Problems and tasks:
1) According to the Alzheimer's passage, why is cellular protection vital in the brain? Answer in one to three sentences.
2) Answer these questions from the Alzheimer's passage, one per line:
(a) Which peptide forms the deposits that riddle the brain?
(b) The twisted fibers of which protein can form tangles of plaque?
(c) How many nerve cells are at work in the brain?
3) Rewrite the part of the Alzheimer's passage starting with "Riddled with deposits" and going on through "disease set in.", renaming "beta-amyloid" as "amyloid-beta".

Supplied passage:
>>

Riddled with deposits of a peptide called beta-amyloid, the brain can become consumed with plaque, which builds up in the spaces between nerve cells. When nerve cells begin to die off, symptoms of Alzheimer’s disease set in.
Natural flavanol works beyond plaque to restore memory
In areas of the brain where memory is important, tangles of plaque can develop from twisted fibers of tau protein. Alzheimer’s, the most common form of dementia, has always been recognized by this plaque buildup, which is associated with problems in thinking, memory and behavior. As a condition that slowly worsens over time, Alzheimer’s is ultimately capable of interfering with daily tasks and newly learned information.
New findings suggest that Alzheimer’s can be reversed. A new fruit- and vegetable-based treatment could effectively bypass plaque formation and work independently to restore memory in the nerve cells of the brain, turning on specific memory-related pathways.
Nerve cells work together in vast networks
With over 100 billion nerve cells at work in the brain, communicating in vast networks, cellular protection is vital. Nerve cells specialize in some of the most complicated areas of the human experience, including jobs like smell, taste, hearing, learning, thinking,and memory. Operating like miniature factories, nerve cells perform an array of functions, including obtaining necessary supplies, communication, energy generation, information storage and waste removal. Scientists have a hard time pinpointing how Alzheimer’s takes hold in a person as they age.

<<

Records:
>>

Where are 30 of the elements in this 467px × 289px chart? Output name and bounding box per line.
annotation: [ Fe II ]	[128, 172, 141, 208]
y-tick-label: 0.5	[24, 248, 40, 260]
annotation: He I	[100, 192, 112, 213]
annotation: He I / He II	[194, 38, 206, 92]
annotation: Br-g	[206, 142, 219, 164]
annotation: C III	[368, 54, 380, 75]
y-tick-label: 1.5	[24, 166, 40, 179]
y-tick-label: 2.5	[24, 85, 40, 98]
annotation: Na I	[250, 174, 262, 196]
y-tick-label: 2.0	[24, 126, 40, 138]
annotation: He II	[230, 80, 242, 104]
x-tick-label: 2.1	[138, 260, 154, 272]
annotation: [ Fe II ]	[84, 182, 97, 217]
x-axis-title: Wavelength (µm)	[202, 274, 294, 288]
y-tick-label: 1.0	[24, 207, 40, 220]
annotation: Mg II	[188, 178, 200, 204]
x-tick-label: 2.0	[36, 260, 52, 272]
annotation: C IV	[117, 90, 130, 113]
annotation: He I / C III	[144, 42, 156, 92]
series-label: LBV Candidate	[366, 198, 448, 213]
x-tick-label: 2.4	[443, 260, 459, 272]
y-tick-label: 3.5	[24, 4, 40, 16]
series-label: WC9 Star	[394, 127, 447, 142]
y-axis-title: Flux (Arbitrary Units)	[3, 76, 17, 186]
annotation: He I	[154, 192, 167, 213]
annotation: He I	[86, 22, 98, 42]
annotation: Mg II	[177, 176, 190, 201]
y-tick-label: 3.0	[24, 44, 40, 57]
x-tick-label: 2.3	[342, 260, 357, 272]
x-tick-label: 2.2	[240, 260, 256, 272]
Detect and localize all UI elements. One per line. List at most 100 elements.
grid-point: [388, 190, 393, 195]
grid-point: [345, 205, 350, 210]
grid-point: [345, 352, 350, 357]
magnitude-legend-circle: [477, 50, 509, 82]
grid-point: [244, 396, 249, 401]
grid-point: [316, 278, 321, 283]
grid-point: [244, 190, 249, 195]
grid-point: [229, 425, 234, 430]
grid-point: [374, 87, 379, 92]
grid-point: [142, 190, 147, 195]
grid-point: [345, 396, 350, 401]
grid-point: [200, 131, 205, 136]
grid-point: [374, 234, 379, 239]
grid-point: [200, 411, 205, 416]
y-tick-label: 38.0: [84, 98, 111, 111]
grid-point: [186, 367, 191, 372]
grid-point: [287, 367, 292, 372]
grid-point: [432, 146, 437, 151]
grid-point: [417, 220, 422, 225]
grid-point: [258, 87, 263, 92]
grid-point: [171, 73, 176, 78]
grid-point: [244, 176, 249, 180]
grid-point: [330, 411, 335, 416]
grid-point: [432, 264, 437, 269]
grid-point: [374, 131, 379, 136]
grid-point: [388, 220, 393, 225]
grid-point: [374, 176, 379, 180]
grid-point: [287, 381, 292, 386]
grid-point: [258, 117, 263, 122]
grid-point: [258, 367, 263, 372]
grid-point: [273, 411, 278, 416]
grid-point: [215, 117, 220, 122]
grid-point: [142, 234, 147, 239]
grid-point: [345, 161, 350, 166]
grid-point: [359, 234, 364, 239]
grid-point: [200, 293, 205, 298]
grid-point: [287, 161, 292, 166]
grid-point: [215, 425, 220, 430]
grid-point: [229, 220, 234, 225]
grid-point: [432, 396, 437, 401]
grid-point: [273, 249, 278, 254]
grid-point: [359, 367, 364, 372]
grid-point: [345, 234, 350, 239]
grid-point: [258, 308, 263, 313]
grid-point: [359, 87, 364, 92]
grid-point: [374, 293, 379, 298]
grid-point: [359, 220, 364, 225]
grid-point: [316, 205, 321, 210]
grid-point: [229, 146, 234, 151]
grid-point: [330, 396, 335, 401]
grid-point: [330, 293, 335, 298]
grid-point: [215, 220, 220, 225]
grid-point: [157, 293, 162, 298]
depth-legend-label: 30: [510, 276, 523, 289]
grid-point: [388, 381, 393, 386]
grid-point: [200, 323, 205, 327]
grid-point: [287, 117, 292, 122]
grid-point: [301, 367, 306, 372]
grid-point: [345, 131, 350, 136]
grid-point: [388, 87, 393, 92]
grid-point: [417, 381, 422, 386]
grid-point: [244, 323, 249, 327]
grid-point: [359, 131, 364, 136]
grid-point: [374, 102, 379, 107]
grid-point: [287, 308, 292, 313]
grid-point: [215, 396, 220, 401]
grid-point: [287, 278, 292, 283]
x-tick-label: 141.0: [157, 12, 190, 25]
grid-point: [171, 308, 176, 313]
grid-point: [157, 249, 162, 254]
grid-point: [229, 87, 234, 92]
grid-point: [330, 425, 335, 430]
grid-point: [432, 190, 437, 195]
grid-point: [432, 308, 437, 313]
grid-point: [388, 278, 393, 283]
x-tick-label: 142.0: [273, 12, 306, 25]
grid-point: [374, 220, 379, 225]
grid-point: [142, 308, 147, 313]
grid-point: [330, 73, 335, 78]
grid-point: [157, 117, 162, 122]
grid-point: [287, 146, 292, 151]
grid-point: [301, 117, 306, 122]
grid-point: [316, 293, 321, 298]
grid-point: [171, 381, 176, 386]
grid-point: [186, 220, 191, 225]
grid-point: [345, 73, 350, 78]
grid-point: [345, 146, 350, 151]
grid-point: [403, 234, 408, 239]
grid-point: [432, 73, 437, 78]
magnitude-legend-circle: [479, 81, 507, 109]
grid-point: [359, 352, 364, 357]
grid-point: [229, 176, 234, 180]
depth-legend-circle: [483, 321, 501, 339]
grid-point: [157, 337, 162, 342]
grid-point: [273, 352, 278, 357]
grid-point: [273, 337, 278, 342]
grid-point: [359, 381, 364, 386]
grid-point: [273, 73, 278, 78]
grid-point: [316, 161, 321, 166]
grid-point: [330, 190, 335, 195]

<<

Answer section:
1) Cellular protection is vital because the brain has over 100 billion nerve cells at work, communicating in vast networks.

2)
(a) Beta-amyloid.
(b) Tau protein.
(c) Over 100 billion.

3)
Riddled with deposits of a peptide called amyloid-beta, the brain can become consumed with plaque, which builds up in the spaces between nerve cells. When nerve cells begin to die off, symptoms of Alzheimer’s disease set in.